Reproduce verbatim the stretch of lines from the very first line through the line containing "x-tick-label: 0.0: [97, 394, 118, 409]", both ends included.

### RECORDED INFORMATION
▬▬▬▬▬▬▬▬▬▬

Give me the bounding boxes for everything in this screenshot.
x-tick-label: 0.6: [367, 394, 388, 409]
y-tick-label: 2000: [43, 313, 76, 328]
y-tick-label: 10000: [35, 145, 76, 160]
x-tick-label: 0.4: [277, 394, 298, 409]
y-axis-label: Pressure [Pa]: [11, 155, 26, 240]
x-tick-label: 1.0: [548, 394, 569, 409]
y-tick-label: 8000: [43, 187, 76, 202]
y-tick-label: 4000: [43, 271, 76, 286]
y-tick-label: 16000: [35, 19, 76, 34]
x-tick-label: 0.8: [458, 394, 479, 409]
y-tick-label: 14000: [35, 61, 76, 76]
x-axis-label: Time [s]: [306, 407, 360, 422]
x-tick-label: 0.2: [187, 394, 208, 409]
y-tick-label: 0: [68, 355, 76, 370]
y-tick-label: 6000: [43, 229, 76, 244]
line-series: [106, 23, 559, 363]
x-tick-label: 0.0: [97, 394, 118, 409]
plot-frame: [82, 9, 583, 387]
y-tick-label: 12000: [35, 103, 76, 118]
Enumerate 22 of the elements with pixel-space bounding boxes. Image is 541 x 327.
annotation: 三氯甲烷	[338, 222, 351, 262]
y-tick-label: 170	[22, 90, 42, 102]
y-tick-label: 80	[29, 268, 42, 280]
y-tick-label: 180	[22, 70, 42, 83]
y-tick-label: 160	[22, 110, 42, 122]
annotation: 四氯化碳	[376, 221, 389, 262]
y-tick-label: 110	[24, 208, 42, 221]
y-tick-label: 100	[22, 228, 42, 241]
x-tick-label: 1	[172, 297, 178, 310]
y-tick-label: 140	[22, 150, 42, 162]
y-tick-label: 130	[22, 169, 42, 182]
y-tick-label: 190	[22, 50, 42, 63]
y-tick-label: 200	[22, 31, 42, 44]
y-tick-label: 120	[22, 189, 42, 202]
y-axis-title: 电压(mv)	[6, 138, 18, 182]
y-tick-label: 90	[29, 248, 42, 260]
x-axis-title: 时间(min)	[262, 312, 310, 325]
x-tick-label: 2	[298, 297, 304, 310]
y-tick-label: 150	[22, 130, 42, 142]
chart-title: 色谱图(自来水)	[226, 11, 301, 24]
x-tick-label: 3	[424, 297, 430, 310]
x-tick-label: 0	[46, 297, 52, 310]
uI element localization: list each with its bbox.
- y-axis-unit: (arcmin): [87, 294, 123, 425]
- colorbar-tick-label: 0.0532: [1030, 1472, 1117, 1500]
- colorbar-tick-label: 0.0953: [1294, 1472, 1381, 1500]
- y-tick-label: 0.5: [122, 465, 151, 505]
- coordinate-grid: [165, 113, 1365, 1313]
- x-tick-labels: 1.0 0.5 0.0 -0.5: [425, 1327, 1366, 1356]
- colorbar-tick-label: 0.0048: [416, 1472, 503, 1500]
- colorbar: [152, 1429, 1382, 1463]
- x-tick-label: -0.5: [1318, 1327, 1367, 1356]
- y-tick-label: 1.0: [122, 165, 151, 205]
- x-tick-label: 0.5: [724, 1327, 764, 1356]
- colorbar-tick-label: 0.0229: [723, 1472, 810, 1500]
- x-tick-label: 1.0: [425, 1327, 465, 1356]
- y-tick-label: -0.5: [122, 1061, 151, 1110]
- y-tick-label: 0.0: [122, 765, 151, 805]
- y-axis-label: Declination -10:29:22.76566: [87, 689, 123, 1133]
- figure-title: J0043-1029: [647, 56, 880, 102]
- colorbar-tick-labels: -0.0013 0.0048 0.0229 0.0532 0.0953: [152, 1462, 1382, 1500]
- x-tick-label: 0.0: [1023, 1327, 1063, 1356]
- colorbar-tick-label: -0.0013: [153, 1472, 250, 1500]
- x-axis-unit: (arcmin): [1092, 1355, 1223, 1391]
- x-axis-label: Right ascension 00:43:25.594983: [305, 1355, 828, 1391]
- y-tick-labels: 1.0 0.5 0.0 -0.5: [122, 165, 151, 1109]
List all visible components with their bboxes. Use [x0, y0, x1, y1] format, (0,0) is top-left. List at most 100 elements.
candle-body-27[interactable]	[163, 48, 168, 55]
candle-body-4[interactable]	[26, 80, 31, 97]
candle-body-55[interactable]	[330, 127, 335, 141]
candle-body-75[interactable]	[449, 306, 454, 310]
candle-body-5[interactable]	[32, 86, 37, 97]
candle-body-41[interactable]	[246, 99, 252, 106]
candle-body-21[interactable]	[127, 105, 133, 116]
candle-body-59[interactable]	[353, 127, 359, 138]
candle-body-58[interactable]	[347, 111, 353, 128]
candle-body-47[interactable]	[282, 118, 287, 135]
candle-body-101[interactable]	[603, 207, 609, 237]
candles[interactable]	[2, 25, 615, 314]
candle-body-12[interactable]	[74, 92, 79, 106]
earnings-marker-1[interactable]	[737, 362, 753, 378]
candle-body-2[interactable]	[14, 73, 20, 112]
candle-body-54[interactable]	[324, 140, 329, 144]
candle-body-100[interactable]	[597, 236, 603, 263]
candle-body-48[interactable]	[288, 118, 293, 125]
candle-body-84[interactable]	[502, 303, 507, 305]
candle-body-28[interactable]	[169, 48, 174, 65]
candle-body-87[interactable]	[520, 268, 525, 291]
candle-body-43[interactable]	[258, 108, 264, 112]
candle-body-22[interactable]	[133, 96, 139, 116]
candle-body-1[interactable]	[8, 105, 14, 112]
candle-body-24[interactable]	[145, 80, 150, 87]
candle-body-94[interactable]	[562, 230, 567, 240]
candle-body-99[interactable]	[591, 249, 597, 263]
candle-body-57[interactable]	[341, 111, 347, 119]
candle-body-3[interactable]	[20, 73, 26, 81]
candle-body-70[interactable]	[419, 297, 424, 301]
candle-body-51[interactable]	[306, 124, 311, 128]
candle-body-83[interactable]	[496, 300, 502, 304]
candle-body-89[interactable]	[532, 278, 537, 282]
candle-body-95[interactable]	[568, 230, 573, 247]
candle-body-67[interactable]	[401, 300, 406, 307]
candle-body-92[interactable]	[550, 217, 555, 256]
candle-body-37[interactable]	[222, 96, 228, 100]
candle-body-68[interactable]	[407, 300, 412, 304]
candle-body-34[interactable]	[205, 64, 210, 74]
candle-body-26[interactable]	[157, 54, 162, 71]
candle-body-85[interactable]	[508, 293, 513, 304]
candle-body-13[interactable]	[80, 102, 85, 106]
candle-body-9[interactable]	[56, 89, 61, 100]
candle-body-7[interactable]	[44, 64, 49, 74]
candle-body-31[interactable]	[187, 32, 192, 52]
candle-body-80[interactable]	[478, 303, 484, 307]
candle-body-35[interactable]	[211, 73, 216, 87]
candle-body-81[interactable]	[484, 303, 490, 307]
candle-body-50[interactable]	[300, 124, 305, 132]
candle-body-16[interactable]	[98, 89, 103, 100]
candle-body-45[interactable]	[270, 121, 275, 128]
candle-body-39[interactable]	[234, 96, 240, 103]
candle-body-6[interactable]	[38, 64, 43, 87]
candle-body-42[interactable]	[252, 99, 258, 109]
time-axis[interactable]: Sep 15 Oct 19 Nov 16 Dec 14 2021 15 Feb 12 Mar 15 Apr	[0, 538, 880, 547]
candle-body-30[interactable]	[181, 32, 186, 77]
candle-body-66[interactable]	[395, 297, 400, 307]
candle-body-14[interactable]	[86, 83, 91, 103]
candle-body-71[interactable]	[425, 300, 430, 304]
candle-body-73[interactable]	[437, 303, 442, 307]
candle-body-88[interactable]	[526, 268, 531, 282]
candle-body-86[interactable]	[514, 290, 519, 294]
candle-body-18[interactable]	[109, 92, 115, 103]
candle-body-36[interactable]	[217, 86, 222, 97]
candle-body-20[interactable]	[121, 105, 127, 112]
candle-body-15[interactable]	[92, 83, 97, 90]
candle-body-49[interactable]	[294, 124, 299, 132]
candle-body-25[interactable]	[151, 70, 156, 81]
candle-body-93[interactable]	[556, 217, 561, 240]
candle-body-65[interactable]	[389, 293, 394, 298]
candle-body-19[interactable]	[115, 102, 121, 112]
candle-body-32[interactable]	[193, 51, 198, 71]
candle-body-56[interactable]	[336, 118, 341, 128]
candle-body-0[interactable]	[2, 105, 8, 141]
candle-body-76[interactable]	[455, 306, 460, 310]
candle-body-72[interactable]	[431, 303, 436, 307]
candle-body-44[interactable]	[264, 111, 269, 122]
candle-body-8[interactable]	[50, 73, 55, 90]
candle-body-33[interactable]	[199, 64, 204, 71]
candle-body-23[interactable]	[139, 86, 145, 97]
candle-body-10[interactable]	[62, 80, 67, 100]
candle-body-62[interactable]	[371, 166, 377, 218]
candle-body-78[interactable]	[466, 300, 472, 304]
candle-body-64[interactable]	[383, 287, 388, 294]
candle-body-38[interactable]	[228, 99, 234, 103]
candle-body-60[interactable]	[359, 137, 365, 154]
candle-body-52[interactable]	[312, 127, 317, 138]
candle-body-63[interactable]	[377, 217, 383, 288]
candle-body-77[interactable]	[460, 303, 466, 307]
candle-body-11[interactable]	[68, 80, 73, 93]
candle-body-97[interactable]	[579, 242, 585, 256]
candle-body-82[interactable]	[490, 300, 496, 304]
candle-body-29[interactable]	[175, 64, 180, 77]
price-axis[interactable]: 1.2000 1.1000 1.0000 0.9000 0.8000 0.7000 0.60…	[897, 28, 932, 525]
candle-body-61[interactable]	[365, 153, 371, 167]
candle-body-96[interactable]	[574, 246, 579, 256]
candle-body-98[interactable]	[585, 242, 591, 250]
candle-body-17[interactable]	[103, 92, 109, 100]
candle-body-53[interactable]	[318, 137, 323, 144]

▬▬▬▬▬▬▬▬▬▬

### SOLUTION FOR THIS EXERCISE
Give me the bounding boxes for everything in this screenshot.
x-tick-label: 0.6: [367, 394, 388, 409]
y-tick-label: 2000: [43, 313, 76, 328]
y-tick-label: 10000: [35, 145, 76, 160]
x-tick-label: 0.4: [277, 394, 298, 409]
y-axis-label: Pressure [Pa]: [11, 155, 26, 240]
x-tick-label: 1.0: [548, 394, 569, 409]
y-tick-label: 8000: [43, 187, 76, 202]
y-tick-label: 4000: [43, 271, 76, 286]
y-tick-label: 16000: [35, 19, 76, 34]
x-tick-label: 0.8: [458, 394, 479, 409]
y-tick-label: 14000: [35, 61, 76, 76]
x-axis-label: Time [s]: [306, 407, 360, 422]
x-tick-label: 0.2: [187, 394, 208, 409]
y-tick-label: 0: [68, 355, 76, 370]
y-tick-label: 6000: [43, 229, 76, 244]
line-series: [106, 23, 559, 363]
x-tick-label: 0.0: [97, 394, 118, 409]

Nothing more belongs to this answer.